• THE EXERCISE: In your copy, reproduce the entries exactly as they are, minus the images.

• ENTRIES SUPPLIED:
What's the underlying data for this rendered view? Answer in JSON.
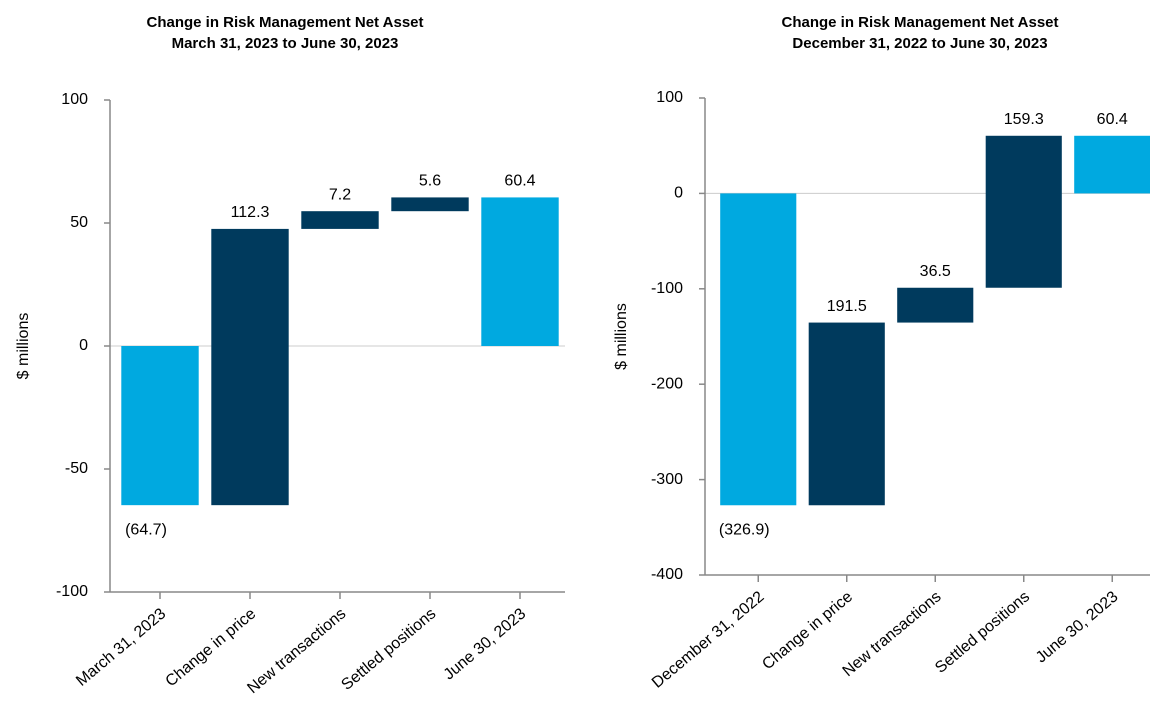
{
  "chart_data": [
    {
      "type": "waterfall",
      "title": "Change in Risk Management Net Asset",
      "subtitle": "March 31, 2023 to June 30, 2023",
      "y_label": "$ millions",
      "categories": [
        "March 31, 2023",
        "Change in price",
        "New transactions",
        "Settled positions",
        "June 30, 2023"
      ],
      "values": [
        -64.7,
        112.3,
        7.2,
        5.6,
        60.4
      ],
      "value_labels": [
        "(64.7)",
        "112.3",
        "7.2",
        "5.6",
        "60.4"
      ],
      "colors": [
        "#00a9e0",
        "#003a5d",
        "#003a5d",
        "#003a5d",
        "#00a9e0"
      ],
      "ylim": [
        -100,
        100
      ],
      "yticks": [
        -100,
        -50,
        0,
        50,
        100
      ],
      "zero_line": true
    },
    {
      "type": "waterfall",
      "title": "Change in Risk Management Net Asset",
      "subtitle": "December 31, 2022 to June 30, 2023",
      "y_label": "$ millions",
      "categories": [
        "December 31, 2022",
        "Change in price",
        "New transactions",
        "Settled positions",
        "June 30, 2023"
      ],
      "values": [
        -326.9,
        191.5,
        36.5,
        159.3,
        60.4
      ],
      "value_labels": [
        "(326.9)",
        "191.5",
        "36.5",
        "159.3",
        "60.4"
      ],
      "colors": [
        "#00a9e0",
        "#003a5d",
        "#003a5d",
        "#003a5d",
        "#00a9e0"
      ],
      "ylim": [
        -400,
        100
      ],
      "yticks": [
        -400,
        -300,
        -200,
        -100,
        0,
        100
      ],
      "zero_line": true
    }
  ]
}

• FULL ANSWER:
What's the underlying data for this rendered view? Answer in JSON.
{
  "chart_data": [
    {
      "type": "waterfall",
      "title": "Change in Risk Management Net Asset",
      "subtitle": "March 31, 2023 to June 30, 2023",
      "y_label": "$ millions",
      "categories": [
        "March 31, 2023",
        "Change in price",
        "New transactions",
        "Settled positions",
        "June 30, 2023"
      ],
      "values": [
        -64.7,
        112.3,
        7.2,
        5.6,
        60.4
      ],
      "value_labels": [
        "(64.7)",
        "112.3",
        "7.2",
        "5.6",
        "60.4"
      ],
      "colors": [
        "#00a9e0",
        "#003a5d",
        "#003a5d",
        "#003a5d",
        "#00a9e0"
      ],
      "ylim": [
        -100,
        100
      ],
      "yticks": [
        -100,
        -50,
        0,
        50,
        100
      ],
      "zero_line": true
    },
    {
      "type": "waterfall",
      "title": "Change in Risk Management Net Asset",
      "subtitle": "December 31, 2022 to June 30, 2023",
      "y_label": "$ millions",
      "categories": [
        "December 31, 2022",
        "Change in price",
        "New transactions",
        "Settled positions",
        "June 30, 2023"
      ],
      "values": [
        -326.9,
        191.5,
        36.5,
        159.3,
        60.4
      ],
      "value_labels": [
        "(326.9)",
        "191.5",
        "36.5",
        "159.3",
        "60.4"
      ],
      "colors": [
        "#00a9e0",
        "#003a5d",
        "#003a5d",
        "#003a5d",
        "#00a9e0"
      ],
      "ylim": [
        -400,
        100
      ],
      "yticks": [
        -400,
        -300,
        -200,
        -100,
        0,
        100
      ],
      "zero_line": true
    }
  ]
}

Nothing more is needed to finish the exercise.